= Source document =
>>

Activation of calcium and calmodulin dependent protein kinase II during stimulation of insulin secretion.

Pancreatic islets contain an alloxan sensitive, calcium and calmodulin dependent protein kinase (CaM-PK) which may play an important part in the cellular control of insulin secretion. We have studied this activity in islets and the insulin secreting tumor cell line RINm5f with particular interest in the changes in kinase activity that accompany stimulation of secretion. Initial experiments showed that the CaM-PK activity enriched in microsomal preparations from RIN cells was similar to the islet cell kinase in terms of apparent endogenous substrates, Ca2+ and calmodulin dependence, and inactivation by alloxan. For studies of protein substrate specificity, tumor cell CaM-PK was isolated from other kinase activities and substantially purified by affinity chromatography with calmodulin-agarose. The major protein substrates of CaM-PK (54 kD and 57 kD) co-purified with the kinase activity, representing autophosphorylation of subunits of the enzyme. Exogenous substrates phosphorylated by these preparations included microtubule-associated protein 2, synapsin, and glycogen synthase; this pattern of substrate utilization identified the kinase as the Type II multifunctional kinase which has been extensively characterized in brain. A polyclonal antibody to rat brain CaM-PK II was employed to immunoprecipitate the kinase from RINm5f cells incubated with secretagogues to measure the effect of stimulation of secretion on autophosphorylation of CaM-PK (which reflects kinase activation). D-Glyceraldehyde (22 mM) and depolarizing concentrations of potassium increased autophosphorylation and insulin secretion in a parallel fashion. Potassium stimulated autophosphorylation was dose dependent and saturable, and was increased to near maximal levels at times as short as 1 min. These studies demonstrate that pancreatic islets and RINm5f cells contain a Type II CaM-PK which is activated during the secretion process.

<<

= Given records =
>>

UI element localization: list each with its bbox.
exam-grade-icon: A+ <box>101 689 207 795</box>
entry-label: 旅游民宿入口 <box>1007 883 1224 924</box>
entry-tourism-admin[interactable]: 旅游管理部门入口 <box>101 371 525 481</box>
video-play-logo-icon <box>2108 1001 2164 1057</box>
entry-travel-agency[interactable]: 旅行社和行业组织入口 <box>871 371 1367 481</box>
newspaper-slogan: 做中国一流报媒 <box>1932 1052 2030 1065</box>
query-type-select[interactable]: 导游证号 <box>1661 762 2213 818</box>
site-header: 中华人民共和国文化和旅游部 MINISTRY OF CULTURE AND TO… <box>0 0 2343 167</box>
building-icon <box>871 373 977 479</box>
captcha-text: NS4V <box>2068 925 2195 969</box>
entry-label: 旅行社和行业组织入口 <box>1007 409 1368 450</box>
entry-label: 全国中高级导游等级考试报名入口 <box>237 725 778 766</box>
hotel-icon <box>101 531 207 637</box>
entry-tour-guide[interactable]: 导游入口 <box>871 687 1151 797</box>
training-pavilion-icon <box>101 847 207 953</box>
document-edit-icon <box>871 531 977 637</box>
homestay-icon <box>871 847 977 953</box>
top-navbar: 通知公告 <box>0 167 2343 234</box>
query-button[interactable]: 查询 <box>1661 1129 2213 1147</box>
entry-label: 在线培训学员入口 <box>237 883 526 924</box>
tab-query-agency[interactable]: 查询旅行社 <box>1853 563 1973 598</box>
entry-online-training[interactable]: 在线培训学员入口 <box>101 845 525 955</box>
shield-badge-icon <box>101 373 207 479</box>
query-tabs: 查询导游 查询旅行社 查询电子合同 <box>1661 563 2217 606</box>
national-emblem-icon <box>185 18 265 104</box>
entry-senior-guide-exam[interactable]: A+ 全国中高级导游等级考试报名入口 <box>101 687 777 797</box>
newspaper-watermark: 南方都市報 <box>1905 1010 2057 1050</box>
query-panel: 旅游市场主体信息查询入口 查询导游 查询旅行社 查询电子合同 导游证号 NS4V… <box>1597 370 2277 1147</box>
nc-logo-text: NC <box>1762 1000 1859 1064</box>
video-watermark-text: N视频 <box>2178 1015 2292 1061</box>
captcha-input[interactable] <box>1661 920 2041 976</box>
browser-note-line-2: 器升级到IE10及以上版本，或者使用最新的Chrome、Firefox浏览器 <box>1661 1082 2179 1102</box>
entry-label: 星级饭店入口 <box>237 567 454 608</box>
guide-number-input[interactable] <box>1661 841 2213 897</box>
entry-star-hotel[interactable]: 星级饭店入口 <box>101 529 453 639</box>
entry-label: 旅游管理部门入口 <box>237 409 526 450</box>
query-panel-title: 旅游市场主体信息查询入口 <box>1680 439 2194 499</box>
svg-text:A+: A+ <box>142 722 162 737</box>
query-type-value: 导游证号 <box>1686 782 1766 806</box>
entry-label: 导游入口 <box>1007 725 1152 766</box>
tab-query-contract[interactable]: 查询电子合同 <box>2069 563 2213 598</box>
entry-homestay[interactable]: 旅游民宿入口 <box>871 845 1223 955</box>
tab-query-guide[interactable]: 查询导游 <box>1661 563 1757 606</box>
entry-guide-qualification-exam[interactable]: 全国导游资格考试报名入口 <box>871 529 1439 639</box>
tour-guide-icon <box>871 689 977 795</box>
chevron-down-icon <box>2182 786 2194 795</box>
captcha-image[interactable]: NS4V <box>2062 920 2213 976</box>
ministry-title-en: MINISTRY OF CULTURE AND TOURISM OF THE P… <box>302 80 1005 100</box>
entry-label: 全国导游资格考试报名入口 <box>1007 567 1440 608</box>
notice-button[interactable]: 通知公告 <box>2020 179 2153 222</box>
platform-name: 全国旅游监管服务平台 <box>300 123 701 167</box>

<<

= Activity =
Answer these questions from the abstract on calcium and calmodulin dependent protein kinase II:
(a) Besides pancreatic islets, what cells were studied?
(b) How was the tumor cell kinase substantially purified?
(c) At what concentration was D-glyceraldehyde used?

= The answer =
(a) The insulin secreting tumor cell line RINm5f.
(b) By affinity chromatography with calmodulin-agarose.
(c) 22 mM.